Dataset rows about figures
Start
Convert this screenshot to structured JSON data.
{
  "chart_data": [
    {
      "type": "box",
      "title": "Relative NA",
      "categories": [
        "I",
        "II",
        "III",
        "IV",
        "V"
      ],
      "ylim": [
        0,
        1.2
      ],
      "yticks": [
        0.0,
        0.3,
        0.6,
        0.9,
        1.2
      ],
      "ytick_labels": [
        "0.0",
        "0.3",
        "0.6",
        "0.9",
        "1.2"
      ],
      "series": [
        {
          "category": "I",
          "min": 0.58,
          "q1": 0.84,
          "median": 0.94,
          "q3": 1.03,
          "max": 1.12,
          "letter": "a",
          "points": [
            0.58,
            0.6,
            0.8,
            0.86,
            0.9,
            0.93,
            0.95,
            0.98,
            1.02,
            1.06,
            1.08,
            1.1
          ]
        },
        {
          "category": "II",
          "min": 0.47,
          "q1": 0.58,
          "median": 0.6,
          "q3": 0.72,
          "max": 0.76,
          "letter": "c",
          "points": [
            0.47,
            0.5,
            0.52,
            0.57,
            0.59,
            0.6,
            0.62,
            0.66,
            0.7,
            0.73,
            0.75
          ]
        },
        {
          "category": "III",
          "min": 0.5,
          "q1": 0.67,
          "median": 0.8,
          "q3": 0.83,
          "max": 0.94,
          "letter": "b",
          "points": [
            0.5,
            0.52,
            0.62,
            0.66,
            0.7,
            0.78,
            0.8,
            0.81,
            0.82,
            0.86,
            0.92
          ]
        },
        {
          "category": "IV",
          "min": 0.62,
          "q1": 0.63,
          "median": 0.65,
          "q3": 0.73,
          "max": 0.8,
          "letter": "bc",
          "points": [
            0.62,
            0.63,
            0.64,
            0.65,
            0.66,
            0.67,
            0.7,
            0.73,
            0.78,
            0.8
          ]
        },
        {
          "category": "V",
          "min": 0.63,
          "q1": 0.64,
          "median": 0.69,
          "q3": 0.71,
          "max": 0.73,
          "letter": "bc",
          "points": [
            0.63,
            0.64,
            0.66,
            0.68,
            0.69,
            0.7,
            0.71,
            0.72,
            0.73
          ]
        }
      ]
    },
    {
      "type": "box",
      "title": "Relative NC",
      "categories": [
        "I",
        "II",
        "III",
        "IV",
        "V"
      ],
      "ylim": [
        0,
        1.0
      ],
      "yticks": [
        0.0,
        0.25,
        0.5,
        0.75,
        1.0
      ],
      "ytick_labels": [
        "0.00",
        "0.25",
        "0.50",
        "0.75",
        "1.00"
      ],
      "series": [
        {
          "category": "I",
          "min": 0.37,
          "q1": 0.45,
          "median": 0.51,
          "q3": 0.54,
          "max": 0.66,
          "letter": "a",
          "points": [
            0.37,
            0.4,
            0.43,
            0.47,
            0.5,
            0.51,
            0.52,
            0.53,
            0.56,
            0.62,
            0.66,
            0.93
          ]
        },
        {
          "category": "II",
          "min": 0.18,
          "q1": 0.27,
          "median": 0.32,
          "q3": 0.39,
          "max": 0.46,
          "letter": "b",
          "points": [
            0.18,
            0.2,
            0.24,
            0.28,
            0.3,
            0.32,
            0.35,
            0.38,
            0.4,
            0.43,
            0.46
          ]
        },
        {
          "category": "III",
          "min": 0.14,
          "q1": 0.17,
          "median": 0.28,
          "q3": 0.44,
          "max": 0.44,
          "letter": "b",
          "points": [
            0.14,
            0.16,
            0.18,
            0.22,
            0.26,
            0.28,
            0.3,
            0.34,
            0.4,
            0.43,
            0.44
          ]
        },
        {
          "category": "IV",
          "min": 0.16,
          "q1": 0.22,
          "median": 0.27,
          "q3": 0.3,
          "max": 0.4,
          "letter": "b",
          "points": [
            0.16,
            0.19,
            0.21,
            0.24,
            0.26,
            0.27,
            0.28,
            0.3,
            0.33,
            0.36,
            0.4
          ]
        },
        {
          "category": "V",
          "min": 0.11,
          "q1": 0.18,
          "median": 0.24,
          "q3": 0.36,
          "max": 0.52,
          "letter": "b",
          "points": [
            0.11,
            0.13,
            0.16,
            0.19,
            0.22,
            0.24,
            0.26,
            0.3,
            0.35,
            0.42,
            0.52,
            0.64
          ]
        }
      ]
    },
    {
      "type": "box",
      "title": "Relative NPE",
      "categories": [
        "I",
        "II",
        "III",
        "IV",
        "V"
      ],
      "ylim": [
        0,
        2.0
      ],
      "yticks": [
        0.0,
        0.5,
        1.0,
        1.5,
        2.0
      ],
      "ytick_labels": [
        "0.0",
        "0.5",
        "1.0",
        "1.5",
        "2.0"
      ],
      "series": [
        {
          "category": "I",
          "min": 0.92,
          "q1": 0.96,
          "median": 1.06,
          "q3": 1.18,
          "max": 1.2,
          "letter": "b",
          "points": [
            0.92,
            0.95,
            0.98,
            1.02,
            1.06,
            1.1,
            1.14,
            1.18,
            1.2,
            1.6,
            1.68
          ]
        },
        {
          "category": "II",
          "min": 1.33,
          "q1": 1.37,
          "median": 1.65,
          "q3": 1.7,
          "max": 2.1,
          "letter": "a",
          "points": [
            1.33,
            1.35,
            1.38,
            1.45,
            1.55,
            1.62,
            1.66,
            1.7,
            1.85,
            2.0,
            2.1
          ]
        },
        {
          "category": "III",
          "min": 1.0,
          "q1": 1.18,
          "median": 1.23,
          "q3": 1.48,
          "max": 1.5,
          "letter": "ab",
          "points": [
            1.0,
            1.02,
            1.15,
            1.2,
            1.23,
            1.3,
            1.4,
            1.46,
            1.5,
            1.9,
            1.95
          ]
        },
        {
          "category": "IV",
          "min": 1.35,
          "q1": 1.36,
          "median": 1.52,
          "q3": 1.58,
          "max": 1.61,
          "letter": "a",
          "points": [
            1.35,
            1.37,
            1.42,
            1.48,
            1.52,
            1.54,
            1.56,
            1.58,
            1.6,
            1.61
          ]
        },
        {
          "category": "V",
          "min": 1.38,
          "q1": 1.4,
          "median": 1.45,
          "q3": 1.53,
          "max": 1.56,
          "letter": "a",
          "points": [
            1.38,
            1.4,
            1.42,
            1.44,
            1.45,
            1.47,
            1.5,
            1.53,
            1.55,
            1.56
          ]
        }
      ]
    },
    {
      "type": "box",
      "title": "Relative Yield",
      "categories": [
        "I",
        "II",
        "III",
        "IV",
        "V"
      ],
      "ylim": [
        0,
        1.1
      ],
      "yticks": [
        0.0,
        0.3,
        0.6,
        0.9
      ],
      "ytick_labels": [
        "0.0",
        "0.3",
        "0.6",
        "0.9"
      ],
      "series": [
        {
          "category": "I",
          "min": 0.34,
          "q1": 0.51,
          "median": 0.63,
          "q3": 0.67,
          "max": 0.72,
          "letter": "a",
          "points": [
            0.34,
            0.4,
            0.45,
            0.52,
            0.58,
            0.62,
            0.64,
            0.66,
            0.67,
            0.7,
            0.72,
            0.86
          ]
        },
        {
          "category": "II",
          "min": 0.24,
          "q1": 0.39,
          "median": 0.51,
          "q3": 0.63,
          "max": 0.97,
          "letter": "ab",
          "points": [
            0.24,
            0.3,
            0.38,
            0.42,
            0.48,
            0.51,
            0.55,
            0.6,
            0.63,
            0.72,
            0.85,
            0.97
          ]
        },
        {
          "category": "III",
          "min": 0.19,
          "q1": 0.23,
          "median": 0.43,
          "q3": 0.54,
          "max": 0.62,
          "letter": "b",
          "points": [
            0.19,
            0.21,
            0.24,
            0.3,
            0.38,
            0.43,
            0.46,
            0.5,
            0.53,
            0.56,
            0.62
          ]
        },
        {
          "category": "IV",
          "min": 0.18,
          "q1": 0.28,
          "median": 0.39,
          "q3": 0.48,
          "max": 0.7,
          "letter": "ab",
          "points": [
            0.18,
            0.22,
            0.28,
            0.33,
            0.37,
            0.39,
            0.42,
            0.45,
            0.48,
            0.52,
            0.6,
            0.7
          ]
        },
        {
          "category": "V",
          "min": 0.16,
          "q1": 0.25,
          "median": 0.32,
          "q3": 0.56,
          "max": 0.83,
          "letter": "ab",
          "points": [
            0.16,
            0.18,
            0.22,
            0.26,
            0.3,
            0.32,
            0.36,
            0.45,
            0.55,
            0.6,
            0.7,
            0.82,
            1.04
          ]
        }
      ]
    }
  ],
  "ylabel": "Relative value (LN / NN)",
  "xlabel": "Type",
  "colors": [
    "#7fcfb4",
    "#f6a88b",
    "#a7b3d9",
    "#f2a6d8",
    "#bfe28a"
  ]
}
End
▶ **JOB**: Copy and report every line where the word "Relative" is present.

▶ **WRITTEN RESPONSE**:
      "title": "Relative NA",
      "title": "Relative NC",
      "title": "Relative NPE",
      "title": "Relative Yield",
  "ylabel": "Relative value (LN / NN)",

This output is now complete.